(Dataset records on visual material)
>>>

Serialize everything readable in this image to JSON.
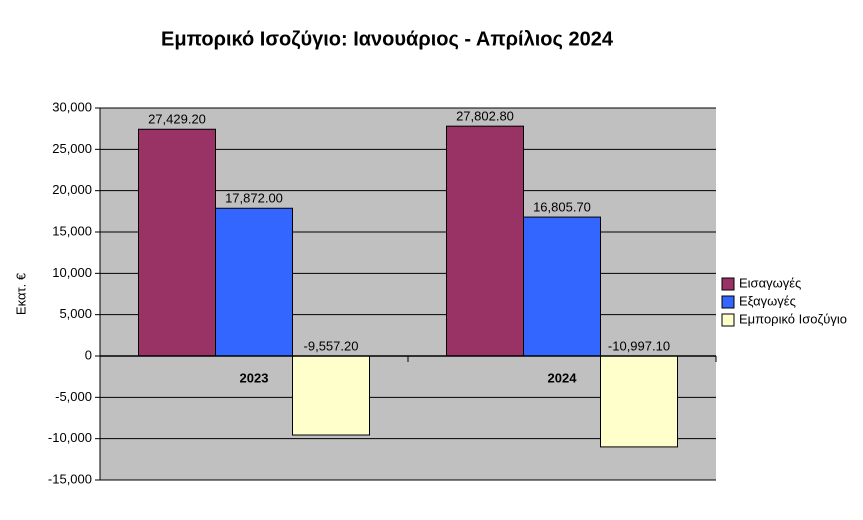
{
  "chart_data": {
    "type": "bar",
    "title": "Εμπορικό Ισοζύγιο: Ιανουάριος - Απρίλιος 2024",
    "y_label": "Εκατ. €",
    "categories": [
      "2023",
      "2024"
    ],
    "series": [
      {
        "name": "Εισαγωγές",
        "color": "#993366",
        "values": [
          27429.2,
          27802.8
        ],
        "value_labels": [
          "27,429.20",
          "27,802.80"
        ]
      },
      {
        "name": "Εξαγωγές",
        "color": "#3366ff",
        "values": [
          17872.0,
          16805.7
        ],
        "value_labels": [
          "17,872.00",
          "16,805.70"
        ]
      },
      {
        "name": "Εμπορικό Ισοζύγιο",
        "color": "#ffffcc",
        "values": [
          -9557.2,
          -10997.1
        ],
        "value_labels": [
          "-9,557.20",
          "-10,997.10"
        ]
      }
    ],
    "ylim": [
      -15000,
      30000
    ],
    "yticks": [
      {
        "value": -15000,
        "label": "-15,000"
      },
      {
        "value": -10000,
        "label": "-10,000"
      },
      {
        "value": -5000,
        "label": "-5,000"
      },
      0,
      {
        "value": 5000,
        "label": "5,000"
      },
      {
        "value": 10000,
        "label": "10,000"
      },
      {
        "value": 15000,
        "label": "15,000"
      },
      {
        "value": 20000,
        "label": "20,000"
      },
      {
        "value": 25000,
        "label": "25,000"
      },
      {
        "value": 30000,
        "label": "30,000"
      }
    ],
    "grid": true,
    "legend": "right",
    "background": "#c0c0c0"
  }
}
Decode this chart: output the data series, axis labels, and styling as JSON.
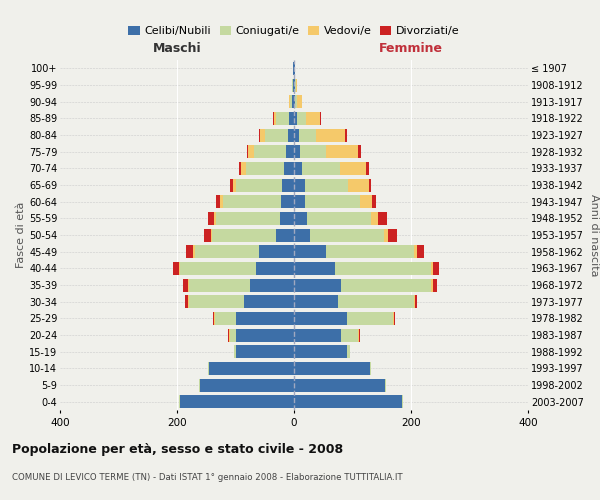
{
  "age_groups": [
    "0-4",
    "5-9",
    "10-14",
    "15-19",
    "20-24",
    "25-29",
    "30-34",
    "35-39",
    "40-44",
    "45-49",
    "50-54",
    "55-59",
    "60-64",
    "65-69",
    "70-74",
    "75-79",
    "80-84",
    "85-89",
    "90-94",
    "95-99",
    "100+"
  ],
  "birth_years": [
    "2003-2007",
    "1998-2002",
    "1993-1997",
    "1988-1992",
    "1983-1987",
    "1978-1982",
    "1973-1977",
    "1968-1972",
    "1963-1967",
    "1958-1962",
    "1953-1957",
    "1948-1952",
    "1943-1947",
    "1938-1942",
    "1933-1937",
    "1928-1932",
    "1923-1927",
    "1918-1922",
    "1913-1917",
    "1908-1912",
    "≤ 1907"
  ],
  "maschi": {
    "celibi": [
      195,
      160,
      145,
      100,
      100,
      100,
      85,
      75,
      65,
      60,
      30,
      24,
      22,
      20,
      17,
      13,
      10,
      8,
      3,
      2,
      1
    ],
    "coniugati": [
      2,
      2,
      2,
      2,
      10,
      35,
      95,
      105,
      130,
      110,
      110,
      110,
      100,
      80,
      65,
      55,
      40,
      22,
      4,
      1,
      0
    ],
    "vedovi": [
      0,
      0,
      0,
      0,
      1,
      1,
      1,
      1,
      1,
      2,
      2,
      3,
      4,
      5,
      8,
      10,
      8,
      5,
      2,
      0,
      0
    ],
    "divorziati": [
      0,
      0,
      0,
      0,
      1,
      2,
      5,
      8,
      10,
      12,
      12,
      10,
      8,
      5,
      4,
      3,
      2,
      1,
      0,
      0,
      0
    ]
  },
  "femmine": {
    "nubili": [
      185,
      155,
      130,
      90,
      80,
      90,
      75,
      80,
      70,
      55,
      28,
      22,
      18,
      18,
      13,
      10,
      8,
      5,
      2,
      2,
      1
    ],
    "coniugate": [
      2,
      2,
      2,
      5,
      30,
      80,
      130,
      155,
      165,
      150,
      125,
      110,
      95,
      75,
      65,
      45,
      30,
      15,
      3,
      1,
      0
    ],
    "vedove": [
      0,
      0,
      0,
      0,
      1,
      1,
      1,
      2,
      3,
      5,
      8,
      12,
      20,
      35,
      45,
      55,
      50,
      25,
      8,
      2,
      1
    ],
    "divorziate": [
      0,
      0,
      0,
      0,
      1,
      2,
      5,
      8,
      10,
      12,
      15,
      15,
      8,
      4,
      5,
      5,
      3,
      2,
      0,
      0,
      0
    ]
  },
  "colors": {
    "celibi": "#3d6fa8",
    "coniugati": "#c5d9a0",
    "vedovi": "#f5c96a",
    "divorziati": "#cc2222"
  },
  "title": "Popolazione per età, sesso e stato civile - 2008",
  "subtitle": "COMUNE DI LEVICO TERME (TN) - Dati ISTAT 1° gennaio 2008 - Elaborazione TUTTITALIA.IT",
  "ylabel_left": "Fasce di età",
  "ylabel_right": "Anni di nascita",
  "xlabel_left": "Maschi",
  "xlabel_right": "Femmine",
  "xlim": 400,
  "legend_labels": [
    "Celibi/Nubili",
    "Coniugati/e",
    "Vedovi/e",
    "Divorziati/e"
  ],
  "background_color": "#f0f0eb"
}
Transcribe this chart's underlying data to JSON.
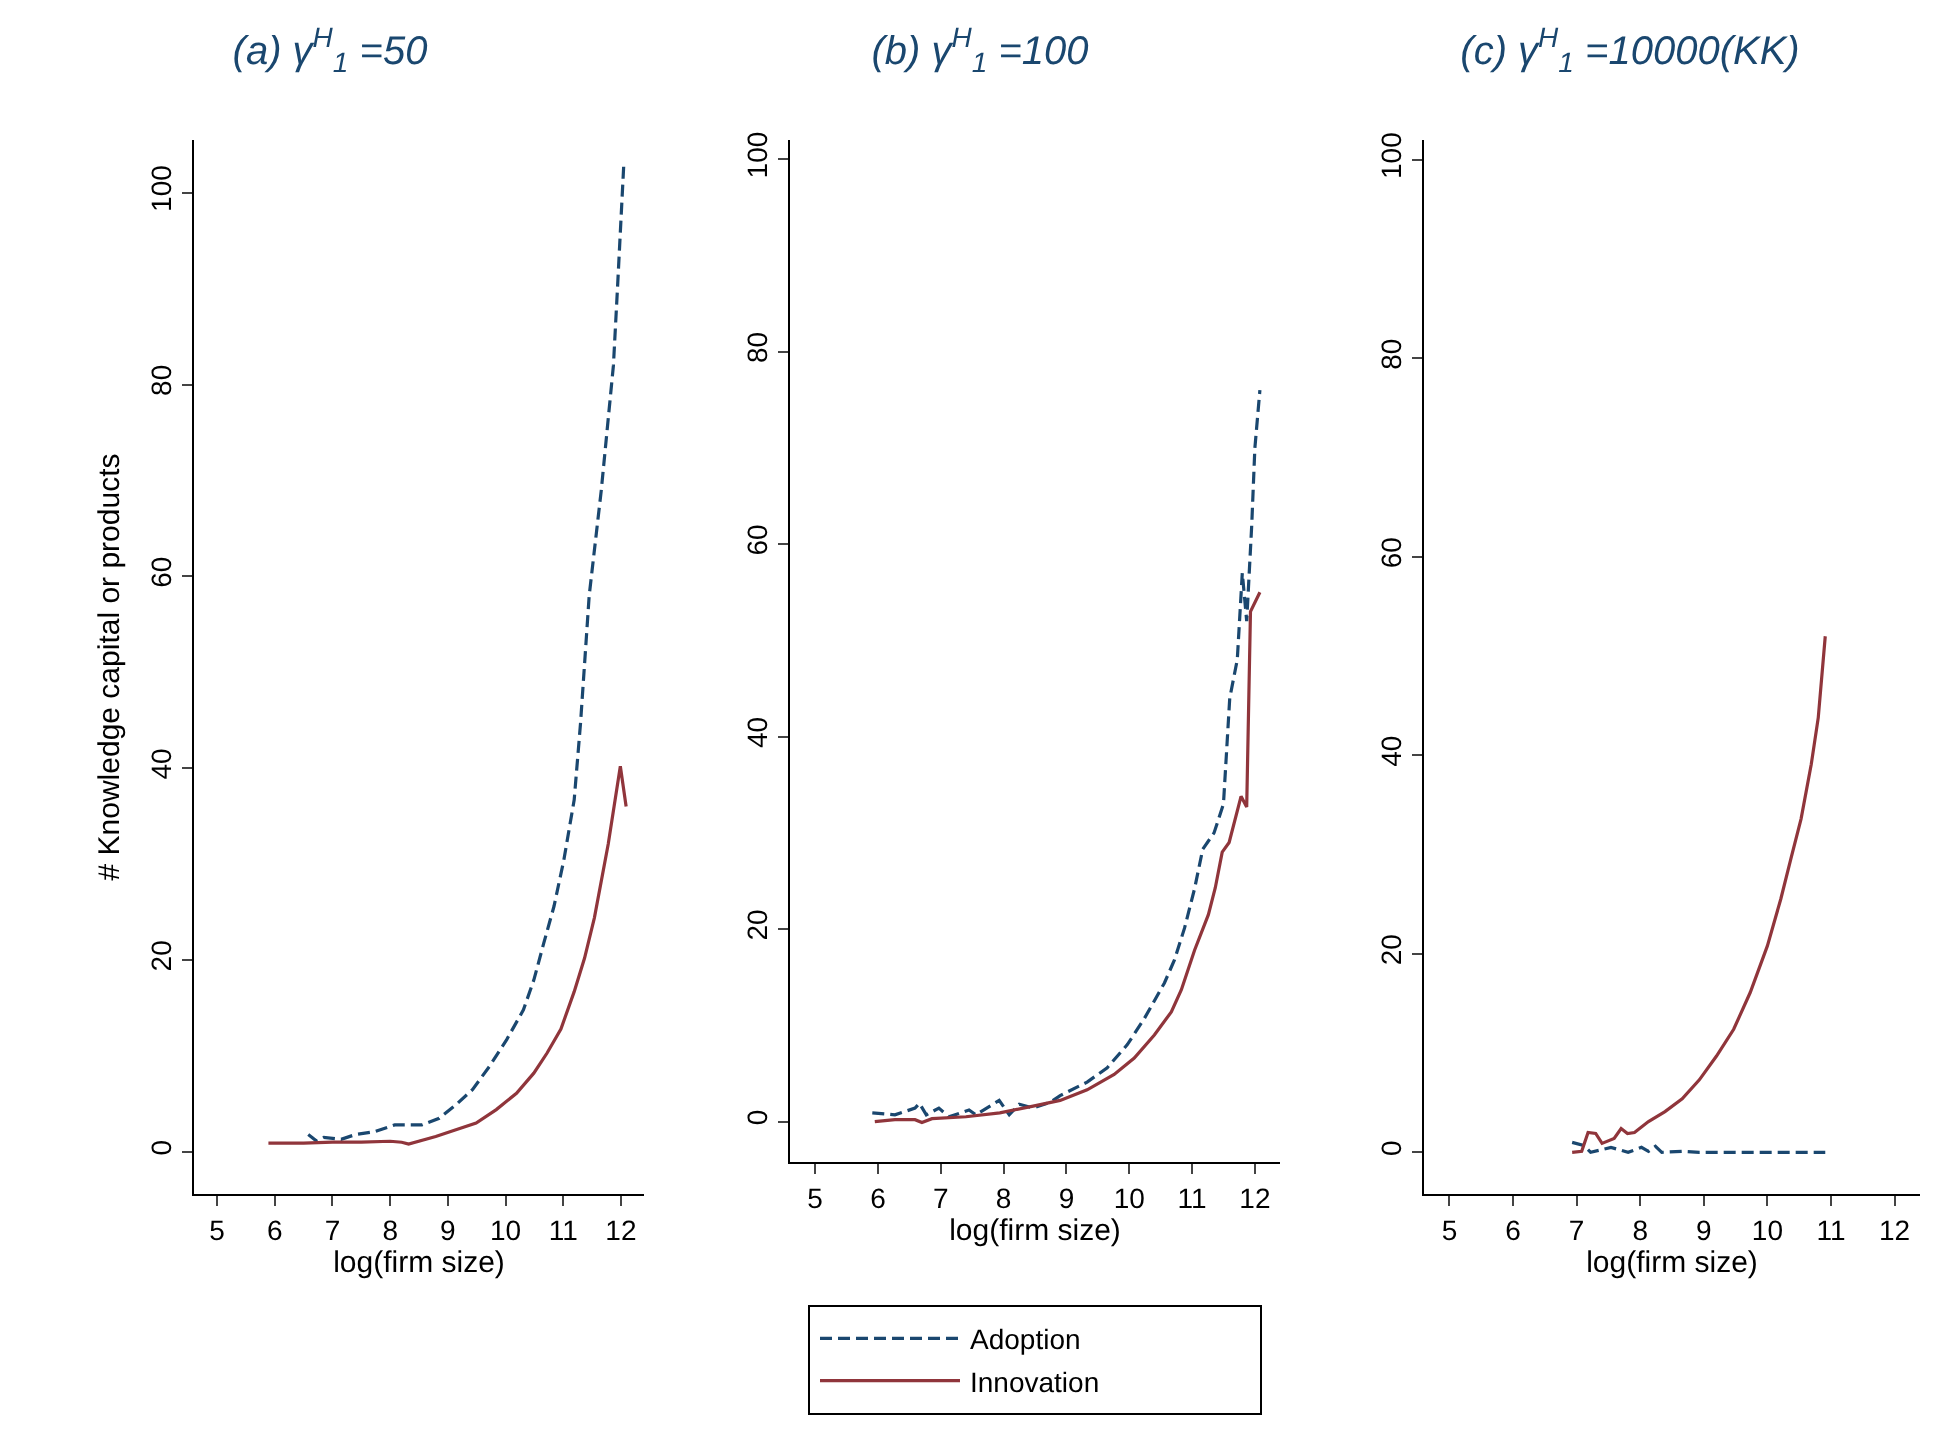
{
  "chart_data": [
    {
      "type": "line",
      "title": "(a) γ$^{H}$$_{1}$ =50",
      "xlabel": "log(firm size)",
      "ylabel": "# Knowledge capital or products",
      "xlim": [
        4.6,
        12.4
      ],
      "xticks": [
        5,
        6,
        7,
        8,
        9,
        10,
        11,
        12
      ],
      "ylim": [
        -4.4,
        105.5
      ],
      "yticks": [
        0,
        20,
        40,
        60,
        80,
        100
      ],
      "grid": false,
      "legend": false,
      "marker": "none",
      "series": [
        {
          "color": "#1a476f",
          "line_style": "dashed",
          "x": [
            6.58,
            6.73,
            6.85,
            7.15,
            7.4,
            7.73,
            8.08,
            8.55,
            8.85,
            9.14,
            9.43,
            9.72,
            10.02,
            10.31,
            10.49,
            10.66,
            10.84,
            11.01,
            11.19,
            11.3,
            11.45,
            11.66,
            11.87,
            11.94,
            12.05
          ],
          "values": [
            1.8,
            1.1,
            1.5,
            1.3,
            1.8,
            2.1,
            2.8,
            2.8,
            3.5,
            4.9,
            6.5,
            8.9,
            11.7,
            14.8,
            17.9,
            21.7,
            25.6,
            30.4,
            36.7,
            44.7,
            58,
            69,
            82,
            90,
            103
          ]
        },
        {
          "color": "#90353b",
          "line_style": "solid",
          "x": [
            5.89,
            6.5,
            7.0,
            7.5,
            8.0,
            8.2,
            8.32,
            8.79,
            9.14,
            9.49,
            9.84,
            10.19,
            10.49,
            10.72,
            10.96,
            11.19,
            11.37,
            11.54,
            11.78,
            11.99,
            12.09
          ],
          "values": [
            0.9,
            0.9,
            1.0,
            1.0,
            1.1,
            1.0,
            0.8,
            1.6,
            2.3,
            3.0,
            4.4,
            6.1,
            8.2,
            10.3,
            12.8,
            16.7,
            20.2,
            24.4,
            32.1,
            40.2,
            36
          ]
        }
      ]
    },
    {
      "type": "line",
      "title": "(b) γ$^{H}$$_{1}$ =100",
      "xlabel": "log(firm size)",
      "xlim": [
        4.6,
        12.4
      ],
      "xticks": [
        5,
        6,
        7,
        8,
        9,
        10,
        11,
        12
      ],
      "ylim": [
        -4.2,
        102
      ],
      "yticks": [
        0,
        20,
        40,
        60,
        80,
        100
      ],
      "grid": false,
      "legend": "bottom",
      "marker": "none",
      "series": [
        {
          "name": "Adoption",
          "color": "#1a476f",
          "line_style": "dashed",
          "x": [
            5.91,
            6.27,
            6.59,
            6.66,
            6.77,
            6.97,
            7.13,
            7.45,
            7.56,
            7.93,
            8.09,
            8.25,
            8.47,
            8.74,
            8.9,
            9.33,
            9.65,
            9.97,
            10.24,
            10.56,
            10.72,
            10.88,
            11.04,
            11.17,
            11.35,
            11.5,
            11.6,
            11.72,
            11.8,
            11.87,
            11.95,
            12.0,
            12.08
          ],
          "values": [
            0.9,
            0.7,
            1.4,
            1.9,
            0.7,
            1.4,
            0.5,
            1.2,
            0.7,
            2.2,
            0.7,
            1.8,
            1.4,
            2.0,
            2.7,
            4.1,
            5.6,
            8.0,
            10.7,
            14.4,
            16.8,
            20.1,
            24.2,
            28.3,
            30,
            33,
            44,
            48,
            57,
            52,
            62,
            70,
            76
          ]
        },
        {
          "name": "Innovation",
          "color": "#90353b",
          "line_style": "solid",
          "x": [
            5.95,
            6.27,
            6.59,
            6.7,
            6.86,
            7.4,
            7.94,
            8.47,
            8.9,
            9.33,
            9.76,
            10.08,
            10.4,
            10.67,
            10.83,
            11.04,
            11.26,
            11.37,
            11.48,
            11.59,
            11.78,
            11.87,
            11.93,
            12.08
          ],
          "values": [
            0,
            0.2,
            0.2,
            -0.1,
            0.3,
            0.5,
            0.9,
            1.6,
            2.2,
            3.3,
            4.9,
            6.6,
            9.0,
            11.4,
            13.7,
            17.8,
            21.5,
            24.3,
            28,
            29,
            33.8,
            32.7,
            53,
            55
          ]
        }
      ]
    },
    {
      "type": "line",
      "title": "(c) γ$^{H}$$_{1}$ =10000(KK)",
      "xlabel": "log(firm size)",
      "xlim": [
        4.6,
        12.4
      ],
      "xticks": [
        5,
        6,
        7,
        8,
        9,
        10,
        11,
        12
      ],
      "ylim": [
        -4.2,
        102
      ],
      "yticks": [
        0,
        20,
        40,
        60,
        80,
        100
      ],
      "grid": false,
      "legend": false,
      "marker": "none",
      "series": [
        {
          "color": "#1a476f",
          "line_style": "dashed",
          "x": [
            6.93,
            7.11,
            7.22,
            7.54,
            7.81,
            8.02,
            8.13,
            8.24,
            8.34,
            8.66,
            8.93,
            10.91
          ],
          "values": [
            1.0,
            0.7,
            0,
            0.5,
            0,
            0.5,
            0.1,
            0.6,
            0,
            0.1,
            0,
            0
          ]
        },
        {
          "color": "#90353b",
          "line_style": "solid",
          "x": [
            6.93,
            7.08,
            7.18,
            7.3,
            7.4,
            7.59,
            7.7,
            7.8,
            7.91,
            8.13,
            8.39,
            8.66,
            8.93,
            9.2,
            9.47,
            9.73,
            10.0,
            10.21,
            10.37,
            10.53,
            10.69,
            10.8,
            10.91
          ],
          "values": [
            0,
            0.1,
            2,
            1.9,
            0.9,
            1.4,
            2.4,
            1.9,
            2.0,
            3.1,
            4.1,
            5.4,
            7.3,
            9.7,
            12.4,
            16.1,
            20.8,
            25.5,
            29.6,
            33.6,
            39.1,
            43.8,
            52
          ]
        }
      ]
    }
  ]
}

<<<

Select the lines that carry the string "Εμπορικό" and copy them.

    "title": "Εμπορικό Ισοζύγιο: Ιανουάριος - Απρίλιος 2024",
        "name": "Εμπορικό Ισοζύγιο",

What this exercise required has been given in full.